---------- Excerpted records

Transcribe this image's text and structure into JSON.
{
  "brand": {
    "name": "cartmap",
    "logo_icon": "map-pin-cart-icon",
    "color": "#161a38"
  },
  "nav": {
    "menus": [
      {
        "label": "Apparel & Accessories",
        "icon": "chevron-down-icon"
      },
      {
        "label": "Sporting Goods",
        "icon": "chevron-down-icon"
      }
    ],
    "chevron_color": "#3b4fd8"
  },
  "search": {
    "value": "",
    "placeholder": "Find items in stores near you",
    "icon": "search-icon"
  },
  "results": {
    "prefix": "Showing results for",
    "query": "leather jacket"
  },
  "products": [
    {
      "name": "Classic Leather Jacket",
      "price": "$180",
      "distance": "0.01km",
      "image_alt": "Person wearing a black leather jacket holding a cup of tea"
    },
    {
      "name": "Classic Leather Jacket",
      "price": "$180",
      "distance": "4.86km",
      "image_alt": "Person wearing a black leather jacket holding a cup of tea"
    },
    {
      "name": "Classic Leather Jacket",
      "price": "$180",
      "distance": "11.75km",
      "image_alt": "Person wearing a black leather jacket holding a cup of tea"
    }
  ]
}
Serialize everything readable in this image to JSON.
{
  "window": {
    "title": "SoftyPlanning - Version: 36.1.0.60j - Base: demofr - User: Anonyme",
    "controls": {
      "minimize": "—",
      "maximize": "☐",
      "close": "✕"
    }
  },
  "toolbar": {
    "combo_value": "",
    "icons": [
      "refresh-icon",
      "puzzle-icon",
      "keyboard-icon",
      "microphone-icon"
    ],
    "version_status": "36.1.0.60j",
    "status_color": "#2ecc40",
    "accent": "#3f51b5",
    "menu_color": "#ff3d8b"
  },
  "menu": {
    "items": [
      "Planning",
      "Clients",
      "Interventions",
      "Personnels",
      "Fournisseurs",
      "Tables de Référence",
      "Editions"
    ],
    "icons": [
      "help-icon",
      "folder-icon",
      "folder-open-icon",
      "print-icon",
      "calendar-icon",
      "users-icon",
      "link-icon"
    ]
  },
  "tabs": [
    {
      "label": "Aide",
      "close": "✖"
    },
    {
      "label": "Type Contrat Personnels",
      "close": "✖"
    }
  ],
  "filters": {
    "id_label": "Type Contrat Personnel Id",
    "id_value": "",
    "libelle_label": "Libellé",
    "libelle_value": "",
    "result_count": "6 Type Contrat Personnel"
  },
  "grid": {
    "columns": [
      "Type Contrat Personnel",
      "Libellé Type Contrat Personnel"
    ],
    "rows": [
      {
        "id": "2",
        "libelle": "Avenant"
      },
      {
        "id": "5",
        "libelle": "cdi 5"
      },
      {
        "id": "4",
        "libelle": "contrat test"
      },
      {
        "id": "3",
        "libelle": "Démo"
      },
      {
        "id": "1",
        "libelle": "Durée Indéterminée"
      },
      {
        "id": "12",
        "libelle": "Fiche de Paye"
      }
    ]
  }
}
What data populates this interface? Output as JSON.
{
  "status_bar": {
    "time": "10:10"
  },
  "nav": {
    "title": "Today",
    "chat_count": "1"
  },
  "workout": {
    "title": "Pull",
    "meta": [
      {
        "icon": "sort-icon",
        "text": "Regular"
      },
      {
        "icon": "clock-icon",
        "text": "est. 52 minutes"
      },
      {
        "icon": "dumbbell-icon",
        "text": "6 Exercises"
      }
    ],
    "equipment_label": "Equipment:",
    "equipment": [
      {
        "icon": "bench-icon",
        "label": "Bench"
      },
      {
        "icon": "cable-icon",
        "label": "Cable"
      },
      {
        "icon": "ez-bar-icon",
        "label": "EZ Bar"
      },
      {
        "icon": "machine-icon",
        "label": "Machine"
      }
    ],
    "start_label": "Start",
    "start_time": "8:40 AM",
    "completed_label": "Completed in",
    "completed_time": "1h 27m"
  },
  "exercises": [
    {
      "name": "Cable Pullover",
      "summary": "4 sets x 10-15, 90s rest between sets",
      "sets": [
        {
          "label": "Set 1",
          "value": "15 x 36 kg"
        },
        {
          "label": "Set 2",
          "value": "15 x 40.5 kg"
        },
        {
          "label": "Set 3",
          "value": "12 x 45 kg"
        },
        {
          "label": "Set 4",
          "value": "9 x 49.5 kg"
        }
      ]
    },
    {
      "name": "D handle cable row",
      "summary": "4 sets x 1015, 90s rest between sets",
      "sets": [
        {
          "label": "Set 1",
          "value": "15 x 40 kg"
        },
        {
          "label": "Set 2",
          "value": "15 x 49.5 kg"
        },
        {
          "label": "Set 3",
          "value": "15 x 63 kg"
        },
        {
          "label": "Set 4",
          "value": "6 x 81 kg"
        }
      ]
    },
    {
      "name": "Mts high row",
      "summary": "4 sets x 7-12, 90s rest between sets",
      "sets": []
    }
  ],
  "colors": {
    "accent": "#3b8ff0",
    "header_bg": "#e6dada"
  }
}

--------------------

**Task to complete**
All the entries above need to be reproduced exactly.

**Response to this task**
Transcribe this image's text and structure into JSON.
{
  "brand": {
    "name": "cartmap",
    "logo_icon": "map-pin-cart-icon",
    "color": "#161a38"
  },
  "nav": {
    "menus": [
      {
        "label": "Apparel & Accessories",
        "icon": "chevron-down-icon"
      },
      {
        "label": "Sporting Goods",
        "icon": "chevron-down-icon"
      }
    ],
    "chevron_color": "#3b4fd8"
  },
  "search": {
    "value": "",
    "placeholder": "Find items in stores near you",
    "icon": "search-icon"
  },
  "results": {
    "prefix": "Showing results for",
    "query": "leather jacket"
  },
  "products": [
    {
      "name": "Classic Leather Jacket",
      "price": "$180",
      "distance": "0.01km",
      "image_alt": "Person wearing a black leather jacket holding a cup of tea"
    },
    {
      "name": "Classic Leather Jacket",
      "price": "$180",
      "distance": "4.86km",
      "image_alt": "Person wearing a black leather jacket holding a cup of tea"
    },
    {
      "name": "Classic Leather Jacket",
      "price": "$180",
      "distance": "11.75km",
      "image_alt": "Person wearing a black leather jacket holding a cup of tea"
    }
  ]
}
Serialize everything readable in this image to JSON.
{
  "window": {
    "title": "SoftyPlanning - Version: 36.1.0.60j - Base: demofr - User: Anonyme",
    "controls": {
      "minimize": "—",
      "maximize": "☐",
      "close": "✕"
    }
  },
  "toolbar": {
    "combo_value": "",
    "icons": [
      "refresh-icon",
      "puzzle-icon",
      "keyboard-icon",
      "microphone-icon"
    ],
    "version_status": "36.1.0.60j",
    "status_color": "#2ecc40",
    "accent": "#3f51b5",
    "menu_color": "#ff3d8b"
  },
  "menu": {
    "items": [
      "Planning",
      "Clients",
      "Interventions",
      "Personnels",
      "Fournisseurs",
      "Tables de Référence",
      "Editions"
    ],
    "icons": [
      "help-icon",
      "folder-icon",
      "folder-open-icon",
      "print-icon",
      "calendar-icon",
      "users-icon",
      "link-icon"
    ]
  },
  "tabs": [
    {
      "label": "Aide",
      "close": "✖"
    },
    {
      "label": "Type Contrat Personnels",
      "close": "✖"
    }
  ],
  "filters": {
    "id_label": "Type Contrat Personnel Id",
    "id_value": "",
    "libelle_label": "Libellé",
    "libelle_value": "",
    "result_count": "6 Type Contrat Personnel"
  },
  "grid": {
    "columns": [
      "Type Contrat Personnel",
      "Libellé Type Contrat Personnel"
    ],
    "rows": [
      {
        "id": "2",
        "libelle": "Avenant"
      },
      {
        "id": "5",
        "libelle": "cdi 5"
      },
      {
        "id": "4",
        "libelle": "contrat test"
      },
      {
        "id": "3",
        "libelle": "Démo"
      },
      {
        "id": "1",
        "libelle": "Durée Indéterminée"
      },
      {
        "id": "12",
        "libelle": "Fiche de Paye"
      }
    ]
  }
}
What data populates this interface? Output as JSON.
{
  "status_bar": {
    "time": "10:10"
  },
  "nav": {
    "title": "Today",
    "chat_count": "1"
  },
  "workout": {
    "title": "Pull",
    "meta": [
      {
        "icon": "sort-icon",
        "text": "Regular"
      },
      {
        "icon": "clock-icon",
        "text": "est. 52 minutes"
      },
      {
        "icon": "dumbbell-icon",
        "text": "6 Exercises"
      }
    ],
    "equipment_label": "Equipment:",
    "equipment": [
      {
        "icon": "bench-icon",
        "label": "Bench"
      },
      {
        "icon": "cable-icon",
        "label": "Cable"
      },
      {
        "icon": "ez-bar-icon",
        "label": "EZ Bar"
      },
      {
        "icon": "machine-icon",
        "label": "Machine"
      }
    ],
    "start_label": "Start",
    "start_time": "8:40 AM",
    "completed_label": "Completed in",
    "completed_time": "1h 27m"
  },
  "exercises": [
    {
      "name": "Cable Pullover",
      "summary": "4 sets x 10-15, 90s rest between sets",
      "sets": [
        {
          "label": "Set 1",
          "value": "15 x 36 kg"
        },
        {
          "label": "Set 2",
          "value": "15 x 40.5 kg"
        },
        {
          "label": "Set 3",
          "value": "12 x 45 kg"
        },
        {
          "label": "Set 4",
          "value": "9 x 49.5 kg"
        }
      ]
    },
    {
      "name": "D handle cable row",
      "summary": "4 sets x 1015, 90s rest between sets",
      "sets": [
        {
          "label": "Set 1",
          "value": "15 x 40 kg"
        },
        {
          "label": "Set 2",
          "value": "15 x 49.5 kg"
        },
        {
          "label": "Set 3",
          "value": "15 x 63 kg"
        },
        {
          "label": "Set 4",
          "value": "6 x 81 kg"
        }
      ]
    },
    {
      "name": "Mts high row",
      "summary": "4 sets x 7-12, 90s rest between sets",
      "sets": []
    }
  ],
  "colors": {
    "accent": "#3b8ff0",
    "header_bg": "#e6dada"
  }
}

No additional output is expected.